### ROWS ###

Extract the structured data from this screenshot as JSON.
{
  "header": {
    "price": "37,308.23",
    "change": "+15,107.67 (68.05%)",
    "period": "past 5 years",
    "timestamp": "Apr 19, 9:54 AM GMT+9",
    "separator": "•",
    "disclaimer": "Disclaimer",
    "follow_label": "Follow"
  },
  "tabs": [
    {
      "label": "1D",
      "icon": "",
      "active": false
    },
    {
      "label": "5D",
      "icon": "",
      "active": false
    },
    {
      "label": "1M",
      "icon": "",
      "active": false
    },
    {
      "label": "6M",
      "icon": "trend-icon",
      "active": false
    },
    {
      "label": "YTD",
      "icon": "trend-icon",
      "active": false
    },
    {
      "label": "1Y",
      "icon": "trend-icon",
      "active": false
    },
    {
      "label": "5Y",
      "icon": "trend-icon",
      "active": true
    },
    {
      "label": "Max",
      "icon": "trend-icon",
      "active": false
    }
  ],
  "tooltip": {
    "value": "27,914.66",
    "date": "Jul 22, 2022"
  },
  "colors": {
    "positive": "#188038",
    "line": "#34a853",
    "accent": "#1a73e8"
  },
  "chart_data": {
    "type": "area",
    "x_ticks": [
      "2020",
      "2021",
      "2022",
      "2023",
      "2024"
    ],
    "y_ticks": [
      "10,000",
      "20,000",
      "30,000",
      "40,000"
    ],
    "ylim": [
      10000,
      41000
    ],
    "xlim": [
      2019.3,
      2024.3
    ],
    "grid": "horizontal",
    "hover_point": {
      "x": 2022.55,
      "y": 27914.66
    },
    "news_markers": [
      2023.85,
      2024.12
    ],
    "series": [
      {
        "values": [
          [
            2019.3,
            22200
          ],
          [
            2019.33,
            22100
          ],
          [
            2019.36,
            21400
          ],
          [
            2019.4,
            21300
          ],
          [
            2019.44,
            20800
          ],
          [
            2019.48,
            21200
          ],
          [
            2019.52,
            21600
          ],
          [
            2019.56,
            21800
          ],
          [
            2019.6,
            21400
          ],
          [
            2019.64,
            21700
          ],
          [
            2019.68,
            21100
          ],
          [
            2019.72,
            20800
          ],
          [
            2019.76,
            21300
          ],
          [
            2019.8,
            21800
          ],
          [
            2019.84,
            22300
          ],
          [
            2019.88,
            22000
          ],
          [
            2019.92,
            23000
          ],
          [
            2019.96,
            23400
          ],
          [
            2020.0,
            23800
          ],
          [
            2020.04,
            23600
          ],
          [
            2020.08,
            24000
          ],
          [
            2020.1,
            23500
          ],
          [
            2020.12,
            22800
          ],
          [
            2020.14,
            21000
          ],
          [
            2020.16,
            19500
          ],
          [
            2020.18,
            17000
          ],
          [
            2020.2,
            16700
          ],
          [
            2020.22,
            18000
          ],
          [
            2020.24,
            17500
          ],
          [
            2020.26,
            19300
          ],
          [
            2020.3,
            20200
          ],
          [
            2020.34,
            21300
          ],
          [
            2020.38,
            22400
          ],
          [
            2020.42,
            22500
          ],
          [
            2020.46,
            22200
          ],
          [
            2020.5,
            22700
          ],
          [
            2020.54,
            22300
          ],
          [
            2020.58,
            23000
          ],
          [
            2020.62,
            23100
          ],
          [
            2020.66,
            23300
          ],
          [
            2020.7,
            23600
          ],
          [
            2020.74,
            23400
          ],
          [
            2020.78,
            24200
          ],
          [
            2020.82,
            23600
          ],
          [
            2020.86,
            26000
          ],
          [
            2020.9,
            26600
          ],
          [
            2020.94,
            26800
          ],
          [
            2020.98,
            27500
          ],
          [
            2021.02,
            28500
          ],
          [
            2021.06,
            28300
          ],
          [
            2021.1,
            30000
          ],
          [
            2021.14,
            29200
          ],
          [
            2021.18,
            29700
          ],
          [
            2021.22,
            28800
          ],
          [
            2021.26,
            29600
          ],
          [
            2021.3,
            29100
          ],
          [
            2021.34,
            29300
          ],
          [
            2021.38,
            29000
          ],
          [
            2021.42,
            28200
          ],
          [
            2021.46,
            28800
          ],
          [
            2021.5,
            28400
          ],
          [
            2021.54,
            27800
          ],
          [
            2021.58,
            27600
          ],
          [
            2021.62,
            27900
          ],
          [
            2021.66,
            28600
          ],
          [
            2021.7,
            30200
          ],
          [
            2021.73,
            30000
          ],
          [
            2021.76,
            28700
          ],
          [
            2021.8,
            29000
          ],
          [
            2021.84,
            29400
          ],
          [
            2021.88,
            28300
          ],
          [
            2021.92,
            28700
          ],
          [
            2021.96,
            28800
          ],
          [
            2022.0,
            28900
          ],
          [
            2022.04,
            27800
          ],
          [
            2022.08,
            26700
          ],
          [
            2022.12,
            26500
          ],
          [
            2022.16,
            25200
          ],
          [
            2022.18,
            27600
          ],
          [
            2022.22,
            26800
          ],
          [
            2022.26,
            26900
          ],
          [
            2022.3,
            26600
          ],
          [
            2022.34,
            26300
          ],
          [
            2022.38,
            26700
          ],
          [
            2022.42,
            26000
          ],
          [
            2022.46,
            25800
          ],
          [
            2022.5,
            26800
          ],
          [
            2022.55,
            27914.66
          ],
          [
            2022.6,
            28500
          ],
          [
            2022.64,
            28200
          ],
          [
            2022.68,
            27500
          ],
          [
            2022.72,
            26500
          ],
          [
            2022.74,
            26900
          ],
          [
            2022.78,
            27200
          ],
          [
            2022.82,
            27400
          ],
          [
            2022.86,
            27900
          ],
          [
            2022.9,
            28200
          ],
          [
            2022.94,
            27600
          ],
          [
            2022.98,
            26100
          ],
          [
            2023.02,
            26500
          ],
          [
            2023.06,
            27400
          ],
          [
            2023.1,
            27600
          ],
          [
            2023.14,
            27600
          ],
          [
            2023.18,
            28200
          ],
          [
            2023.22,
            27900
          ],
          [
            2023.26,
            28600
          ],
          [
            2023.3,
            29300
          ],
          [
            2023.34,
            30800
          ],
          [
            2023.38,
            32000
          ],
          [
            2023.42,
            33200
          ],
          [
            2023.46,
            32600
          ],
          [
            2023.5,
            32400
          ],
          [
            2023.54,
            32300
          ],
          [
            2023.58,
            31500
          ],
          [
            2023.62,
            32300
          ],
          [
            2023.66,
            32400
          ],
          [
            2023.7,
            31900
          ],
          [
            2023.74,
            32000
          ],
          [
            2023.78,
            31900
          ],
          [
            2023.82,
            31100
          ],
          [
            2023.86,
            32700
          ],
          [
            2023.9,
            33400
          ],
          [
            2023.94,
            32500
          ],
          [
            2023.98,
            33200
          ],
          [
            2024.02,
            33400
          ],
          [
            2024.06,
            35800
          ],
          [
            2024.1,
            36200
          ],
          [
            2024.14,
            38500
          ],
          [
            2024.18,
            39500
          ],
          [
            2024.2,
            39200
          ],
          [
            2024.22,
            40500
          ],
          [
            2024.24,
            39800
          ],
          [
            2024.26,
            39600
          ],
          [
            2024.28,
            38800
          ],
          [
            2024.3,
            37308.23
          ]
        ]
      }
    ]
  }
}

###

-- WORK TO BE COMPLETED --
Return every line of the material exactly.

-- WRITTEN RESPONSE --
Extract the structured data from this screenshot as JSON.
{
  "header": {
    "price": "37,308.23",
    "change": "+15,107.67 (68.05%)",
    "period": "past 5 years",
    "timestamp": "Apr 19, 9:54 AM GMT+9",
    "separator": "•",
    "disclaimer": "Disclaimer",
    "follow_label": "Follow"
  },
  "tabs": [
    {
      "label": "1D",
      "icon": "",
      "active": false
    },
    {
      "label": "5D",
      "icon": "",
      "active": false
    },
    {
      "label": "1M",
      "icon": "",
      "active": false
    },
    {
      "label": "6M",
      "icon": "trend-icon",
      "active": false
    },
    {
      "label": "YTD",
      "icon": "trend-icon",
      "active": false
    },
    {
      "label": "1Y",
      "icon": "trend-icon",
      "active": false
    },
    {
      "label": "5Y",
      "icon": "trend-icon",
      "active": true
    },
    {
      "label": "Max",
      "icon": "trend-icon",
      "active": false
    }
  ],
  "tooltip": {
    "value": "27,914.66",
    "date": "Jul 22, 2022"
  },
  "colors": {
    "positive": "#188038",
    "line": "#34a853",
    "accent": "#1a73e8"
  },
  "chart_data": {
    "type": "area",
    "x_ticks": [
      "2020",
      "2021",
      "2022",
      "2023",
      "2024"
    ],
    "y_ticks": [
      "10,000",
      "20,000",
      "30,000",
      "40,000"
    ],
    "ylim": [
      10000,
      41000
    ],
    "xlim": [
      2019.3,
      2024.3
    ],
    "grid": "horizontal",
    "hover_point": {
      "x": 2022.55,
      "y": 27914.66
    },
    "news_markers": [
      2023.85,
      2024.12
    ],
    "series": [
      {
        "values": [
          [
            2019.3,
            22200
          ],
          [
            2019.33,
            22100
          ],
          [
            2019.36,
            21400
          ],
          [
            2019.4,
            21300
          ],
          [
            2019.44,
            20800
          ],
          [
            2019.48,
            21200
          ],
          [
            2019.52,
            21600
          ],
          [
            2019.56,
            21800
          ],
          [
            2019.6,
            21400
          ],
          [
            2019.64,
            21700
          ],
          [
            2019.68,
            21100
          ],
          [
            2019.72,
            20800
          ],
          [
            2019.76,
            21300
          ],
          [
            2019.8,
            21800
          ],
          [
            2019.84,
            22300
          ],
          [
            2019.88,
            22000
          ],
          [
            2019.92,
            23000
          ],
          [
            2019.96,
            23400
          ],
          [
            2020.0,
            23800
          ],
          [
            2020.04,
            23600
          ],
          [
            2020.08,
            24000
          ],
          [
            2020.1,
            23500
          ],
          [
            2020.12,
            22800
          ],
          [
            2020.14,
            21000
          ],
          [
            2020.16,
            19500
          ],
          [
            2020.18,
            17000
          ],
          [
            2020.2,
            16700
          ],
          [
            2020.22,
            18000
          ],
          [
            2020.24,
            17500
          ],
          [
            2020.26,
            19300
          ],
          [
            2020.3,
            20200
          ],
          [
            2020.34,
            21300
          ],
          [
            2020.38,
            22400
          ],
          [
            2020.42,
            22500
          ],
          [
            2020.46,
            22200
          ],
          [
            2020.5,
            22700
          ],
          [
            2020.54,
            22300
          ],
          [
            2020.58,
            23000
          ],
          [
            2020.62,
            23100
          ],
          [
            2020.66,
            23300
          ],
          [
            2020.7,
            23600
          ],
          [
            2020.74,
            23400
          ],
          [
            2020.78,
            24200
          ],
          [
            2020.82,
            23600
          ],
          [
            2020.86,
            26000
          ],
          [
            2020.9,
            26600
          ],
          [
            2020.94,
            26800
          ],
          [
            2020.98,
            27500
          ],
          [
            2021.02,
            28500
          ],
          [
            2021.06,
            28300
          ],
          [
            2021.1,
            30000
          ],
          [
            2021.14,
            29200
          ],
          [
            2021.18,
            29700
          ],
          [
            2021.22,
            28800
          ],
          [
            2021.26,
            29600
          ],
          [
            2021.3,
            29100
          ],
          [
            2021.34,
            29300
          ],
          [
            2021.38,
            29000
          ],
          [
            2021.42,
            28200
          ],
          [
            2021.46,
            28800
          ],
          [
            2021.5,
            28400
          ],
          [
            2021.54,
            27800
          ],
          [
            2021.58,
            27600
          ],
          [
            2021.62,
            27900
          ],
          [
            2021.66,
            28600
          ],
          [
            2021.7,
            30200
          ],
          [
            2021.73,
            30000
          ],
          [
            2021.76,
            28700
          ],
          [
            2021.8,
            29000
          ],
          [
            2021.84,
            29400
          ],
          [
            2021.88,
            28300
          ],
          [
            2021.92,
            28700
          ],
          [
            2021.96,
            28800
          ],
          [
            2022.0,
            28900
          ],
          [
            2022.04,
            27800
          ],
          [
            2022.08,
            26700
          ],
          [
            2022.12,
            26500
          ],
          [
            2022.16,
            25200
          ],
          [
            2022.18,
            27600
          ],
          [
            2022.22,
            26800
          ],
          [
            2022.26,
            26900
          ],
          [
            2022.3,
            26600
          ],
          [
            2022.34,
            26300
          ],
          [
            2022.38,
            26700
          ],
          [
            2022.42,
            26000
          ],
          [
            2022.46,
            25800
          ],
          [
            2022.5,
            26800
          ],
          [
            2022.55,
            27914.66
          ],
          [
            2022.6,
            28500
          ],
          [
            2022.64,
            28200
          ],
          [
            2022.68,
            27500
          ],
          [
            2022.72,
            26500
          ],
          [
            2022.74,
            26900
          ],
          [
            2022.78,
            27200
          ],
          [
            2022.82,
            27400
          ],
          [
            2022.86,
            27900
          ],
          [
            2022.9,
            28200
          ],
          [
            2022.94,
            27600
          ],
          [
            2022.98,
            26100
          ],
          [
            2023.02,
            26500
          ],
          [
            2023.06,
            27400
          ],
          [
            2023.1,
            27600
          ],
          [
            2023.14,
            27600
          ],
          [
            2023.18,
            28200
          ],
          [
            2023.22,
            27900
          ],
          [
            2023.26,
            28600
          ],
          [
            2023.3,
            29300
          ],
          [
            2023.34,
            30800
          ],
          [
            2023.38,
            32000
          ],
          [
            2023.42,
            33200
          ],
          [
            2023.46,
            32600
          ],
          [
            2023.5,
            32400
          ],
          [
            2023.54,
            32300
          ],
          [
            2023.58,
            31500
          ],
          [
            2023.62,
            32300
          ],
          [
            2023.66,
            32400
          ],
          [
            2023.7,
            31900
          ],
          [
            2023.74,
            32000
          ],
          [
            2023.78,
            31900
          ],
          [
            2023.82,
            31100
          ],
          [
            2023.86,
            32700
          ],
          [
            2023.9,
            33400
          ],
          [
            2023.94,
            32500
          ],
          [
            2023.98,
            33200
          ],
          [
            2024.02,
            33400
          ],
          [
            2024.06,
            35800
          ],
          [
            2024.1,
            36200
          ],
          [
            2024.14,
            38500
          ],
          [
            2024.18,
            39500
          ],
          [
            2024.2,
            39200
          ],
          [
            2024.22,
            40500
          ],
          [
            2024.24,
            39800
          ],
          [
            2024.26,
            39600
          ],
          [
            2024.28,
            38800
          ],
          [
            2024.3,
            37308.23
          ]
        ]
      }
    ]
  }
}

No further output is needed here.